◆ Short task ◆
Copy out the entries in full and with complete accuracy; pictures are excluded.
====== Dataset ======
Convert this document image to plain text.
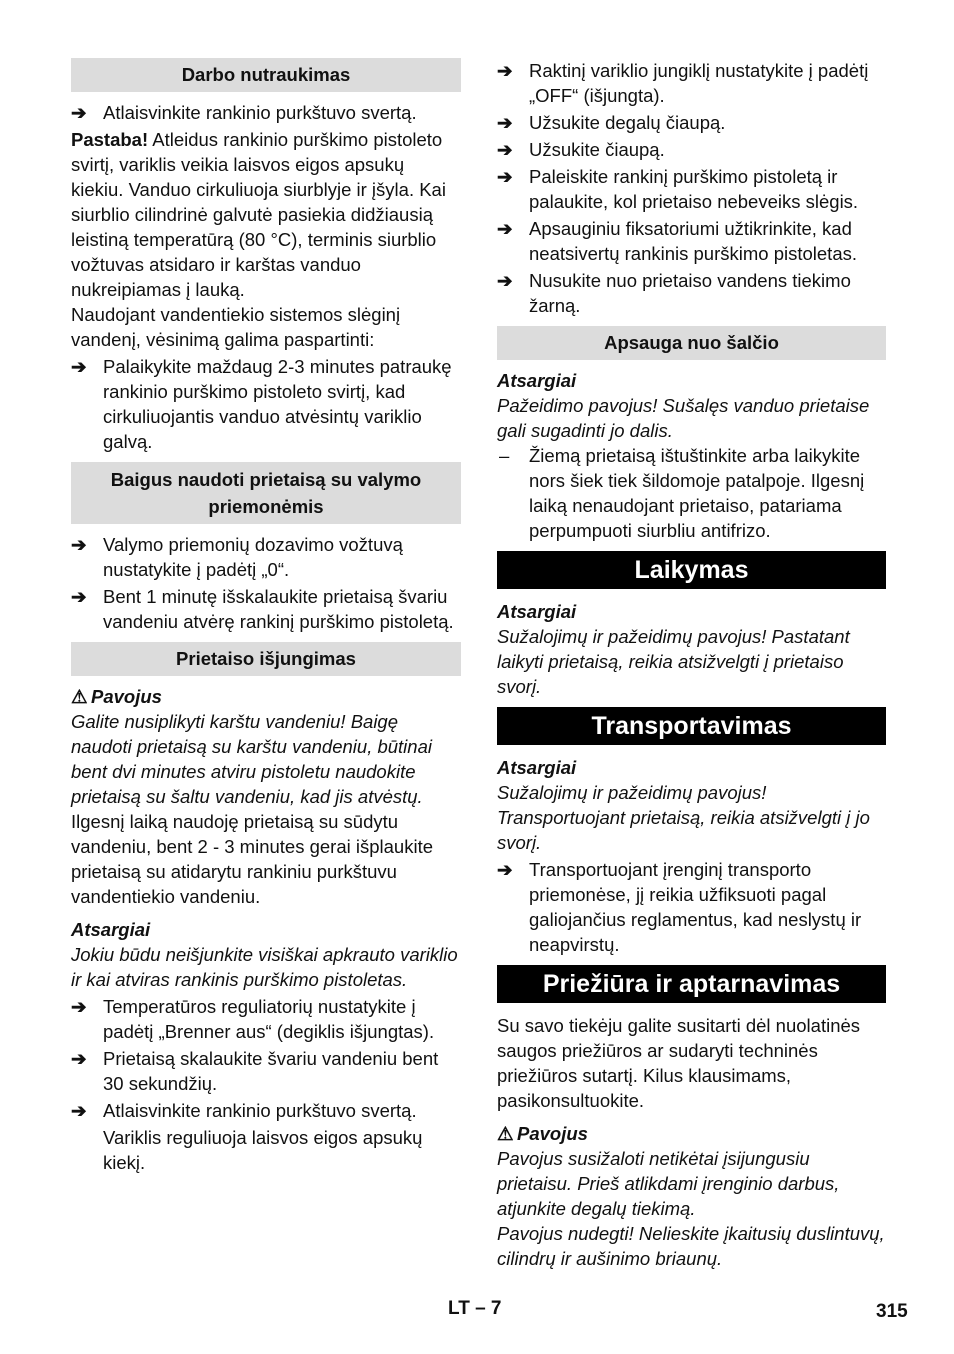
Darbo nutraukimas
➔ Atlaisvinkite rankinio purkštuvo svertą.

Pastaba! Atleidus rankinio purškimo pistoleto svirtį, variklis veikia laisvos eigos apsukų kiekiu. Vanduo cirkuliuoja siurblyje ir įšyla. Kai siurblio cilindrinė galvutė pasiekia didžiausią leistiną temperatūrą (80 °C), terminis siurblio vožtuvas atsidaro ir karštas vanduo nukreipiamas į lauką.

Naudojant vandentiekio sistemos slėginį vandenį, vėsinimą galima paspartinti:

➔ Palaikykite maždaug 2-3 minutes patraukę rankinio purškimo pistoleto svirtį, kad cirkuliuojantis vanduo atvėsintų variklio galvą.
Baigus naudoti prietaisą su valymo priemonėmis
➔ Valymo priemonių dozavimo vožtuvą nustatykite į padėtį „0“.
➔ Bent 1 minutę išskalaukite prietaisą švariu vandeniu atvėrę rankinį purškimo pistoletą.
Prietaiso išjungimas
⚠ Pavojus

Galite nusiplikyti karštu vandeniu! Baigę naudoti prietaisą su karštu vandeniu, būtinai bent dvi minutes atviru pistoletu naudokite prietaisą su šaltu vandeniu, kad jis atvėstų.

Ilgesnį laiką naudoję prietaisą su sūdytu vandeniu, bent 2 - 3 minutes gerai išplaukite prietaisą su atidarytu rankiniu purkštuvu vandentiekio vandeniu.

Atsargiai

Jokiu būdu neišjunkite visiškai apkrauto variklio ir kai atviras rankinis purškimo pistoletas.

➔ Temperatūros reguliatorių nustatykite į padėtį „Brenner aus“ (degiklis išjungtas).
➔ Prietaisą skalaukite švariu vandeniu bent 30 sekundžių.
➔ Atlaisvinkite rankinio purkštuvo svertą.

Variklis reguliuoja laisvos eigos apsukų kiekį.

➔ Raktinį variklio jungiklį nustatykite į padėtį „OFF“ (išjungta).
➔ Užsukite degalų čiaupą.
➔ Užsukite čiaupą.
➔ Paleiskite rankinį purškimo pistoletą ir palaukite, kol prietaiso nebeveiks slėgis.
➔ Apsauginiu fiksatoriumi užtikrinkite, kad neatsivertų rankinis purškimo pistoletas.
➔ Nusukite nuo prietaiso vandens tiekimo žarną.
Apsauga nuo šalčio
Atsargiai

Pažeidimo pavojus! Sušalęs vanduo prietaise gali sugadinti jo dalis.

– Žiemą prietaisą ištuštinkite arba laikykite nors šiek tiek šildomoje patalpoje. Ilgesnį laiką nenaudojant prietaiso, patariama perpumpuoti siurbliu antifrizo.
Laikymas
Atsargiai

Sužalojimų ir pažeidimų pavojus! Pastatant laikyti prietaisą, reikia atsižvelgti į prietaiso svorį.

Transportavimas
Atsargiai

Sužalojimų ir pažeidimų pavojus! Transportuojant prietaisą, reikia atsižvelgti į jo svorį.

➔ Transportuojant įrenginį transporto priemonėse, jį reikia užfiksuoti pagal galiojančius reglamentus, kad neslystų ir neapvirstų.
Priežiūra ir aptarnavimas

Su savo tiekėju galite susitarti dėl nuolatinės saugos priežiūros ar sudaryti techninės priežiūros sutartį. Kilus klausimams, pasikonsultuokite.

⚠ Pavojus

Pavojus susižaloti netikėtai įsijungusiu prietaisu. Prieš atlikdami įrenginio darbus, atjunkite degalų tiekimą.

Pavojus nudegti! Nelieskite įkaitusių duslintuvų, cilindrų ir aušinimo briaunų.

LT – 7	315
======
◆ Output for this exercise ◆
Convert this document image to plain text.
Darbo nutraukimas
➔ Atlaisvinkite rankinio purkštuvo svertą.

Pastaba! Atleidus rankinio purškimo pistoleto svirtį, variklis veikia laisvos eigos apsukų kiekiu. Vanduo cirkuliuoja siurblyje ir įšyla. Kai siurblio cilindrinė galvutė pasiekia didžiausią leistiną temperatūrą (80 °C), terminis siurblio vožtuvas atsidaro ir karštas vanduo nukreipiamas į lauką.

Naudojant vandentiekio sistemos slėginį vandenį, vėsinimą galima paspartinti:

➔ Palaikykite maždaug 2-3 minutes patraukę rankinio purškimo pistoleto svirtį, kad cirkuliuojantis vanduo atvėsintų variklio galvą.
Baigus naudoti prietaisą su valymo priemonėmis
➔ Valymo priemonių dozavimo vožtuvą nustatykite į padėtį „0“.
➔ Bent 1 minutę išskalaukite prietaisą švariu vandeniu atvėrę rankinį purškimo pistoletą.
Prietaiso išjungimas
⚠ Pavojus

Galite nusiplikyti karštu vandeniu! Baigę naudoti prietaisą su karštu vandeniu, būtinai bent dvi minutes atviru pistoletu naudokite prietaisą su šaltu vandeniu, kad jis atvėstų.

Ilgesnį laiką naudoję prietaisą su sūdytu vandeniu, bent 2 - 3 minutes gerai išplaukite prietaisą su atidarytu rankiniu purkštuvu vandentiekio vandeniu.

Atsargiai

Jokiu būdu neišjunkite visiškai apkrauto variklio ir kai atviras rankinis purškimo pistoletas.

➔ Temperatūros reguliatorių nustatykite į padėtį „Brenner aus“ (degiklis išjungtas).
➔ Prietaisą skalaukite švariu vandeniu bent 30 sekundžių.
➔ Atlaisvinkite rankinio purkštuvo svertą.

Variklis reguliuoja laisvos eigos apsukų kiekį.

➔ Raktinį variklio jungiklį nustatykite į padėtį „OFF“ (išjungta).
➔ Užsukite degalų čiaupą.
➔ Užsukite čiaupą.
➔ Paleiskite rankinį purškimo pistoletą ir palaukite, kol prietaiso nebeveiks slėgis.
➔ Apsauginiu fiksatoriumi užtikrinkite, kad neatsivertų rankinis purškimo pistoletas.
➔ Nusukite nuo prietaiso vandens tiekimo žarną.
Apsauga nuo šalčio
Atsargiai

Pažeidimo pavojus! Sušalęs vanduo prietaise gali sugadinti jo dalis.

– Žiemą prietaisą ištuštinkite arba laikykite nors šiek tiek šildomoje patalpoje. Ilgesnį laiką nenaudojant prietaiso, patariama perpumpuoti siurbliu antifrizo.
Laikymas
Atsargiai

Sužalojimų ir pažeidimų pavojus! Pastatant laikyti prietaisą, reikia atsižvelgti į prietaiso svorį.

Transportavimas
Atsargiai

Sužalojimų ir pažeidimų pavojus! Transportuojant prietaisą, reikia atsižvelgti į jo svorį.

➔ Transportuojant įrenginį transporto priemonėse, jį reikia užfiksuoti pagal galiojančius reglamentus, kad neslystų ir neapvirstų.
Priežiūra ir aptarnavimas

Su savo tiekėju galite susitarti dėl nuolatinės saugos priežiūros ar sudaryti techninės priežiūros sutartį. Kilus klausimams, pasikonsultuokite.

⚠ Pavojus

Pavojus susižaloti netikėtai įsijungusiu prietaisu. Prieš atlikdami įrenginio darbus, atjunkite degalų tiekimą.

Pavojus nudegti! Nelieskite įkaitusių duslintuvų, cilindrų ir aušinimo briaunų.

LT – 7	315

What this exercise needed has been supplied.